Copy out each line of the listing that has the word "dans" in it.
───── DATA RECORDS ─────
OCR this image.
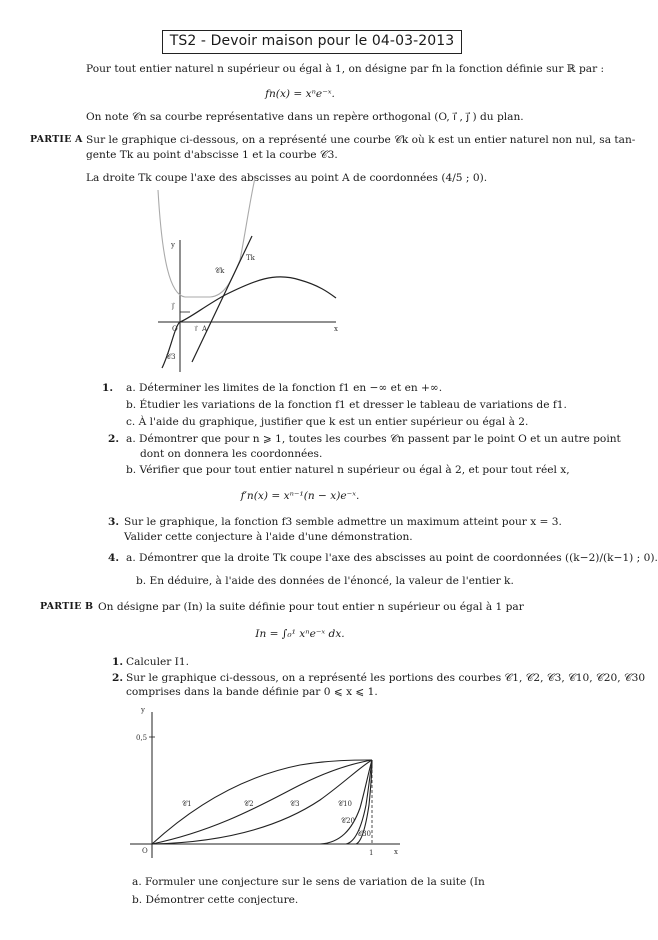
TS2 - Devoir maison pour le 04-03-2013
Pour tout entier naturel n supérieur ou égal à 1, on désigne par fn la fonction définie sur ℝ par :
fn(x) = xⁿe⁻ˣ.
On note 𝒞n sa courbe représentative dans un repère orthogonal (O, i⃗ , j⃗ ) du plan.
PARTIE A Sur le graphique ci-dessous, on a représenté une courbe 𝒞k où k est un entier naturel non nul, sa tan-
gente Tk au point d'abscisse 1 et la courbe 𝒞3.
La droite Tk coupe l'axe des abscisses au point A de coordonnées (4/5 ; 0).
y
x
O	A
i⃗
j⃗
Tk
𝒞k
𝒞3
1. a. Déterminer les limites de la fonction f1 en −∞ et en +∞.
b. Étudier les variations de la fonction f1 et dresser le tableau de variations de f1.
c. À l'aide du graphique, justifier que k est un entier supérieur ou égal à 2.
2. a. Démontrer que pour n ⩾ 1, toutes les courbes 𝒞n passent par le point O et un autre point
dont on donnera les coordonnées.
b. Vérifier que pour tout entier naturel n supérieur ou égal à 2, et pour tout réel x,
f′n(x) = xⁿ⁻¹(n − x)e⁻ˣ.
3. Sur le graphique, la fonction f3 semble admettre un maximum atteint pour x = 3.
Valider cette conjecture à l'aide d'une démonstration.
4. a. Démontrer que la droite Tk coupe l'axe des abscisses au point de coordonnées ((k−2)/(k−1) ; 0).
b. En déduire, à l'aide des données de l'énoncé, la valeur de l'entier k.
PARTIE B On désigne par (In) la suite définie pour tout entier n supérieur ou égal à 1 par
In = ∫₀¹ xⁿe⁻ˣ dx.
1. Calculer I1.
2. Sur le graphique ci-dessous, on a représenté les portions des courbes 𝒞1, 𝒞2, 𝒞3, 𝒞10, 𝒞20, 𝒞30
comprises dans la bande définie par 0 ⩽ x ⩽ 1.
y
x
O
0,5
1
𝒞1	𝒞2	𝒞3	𝒞10
𝒞20
𝒞30
a. Formuler une conjecture sur le sens de variation de la suite (In
b. Démontrer cette conjecture.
─────
▶ **TASK OUTPUT**:
On note 𝒞n sa courbe représentative dans un repère orthogonal (O, i⃗ , j⃗ ) du plan.
comprises dans la bande définie par 0 ⩽ x ⩽ 1.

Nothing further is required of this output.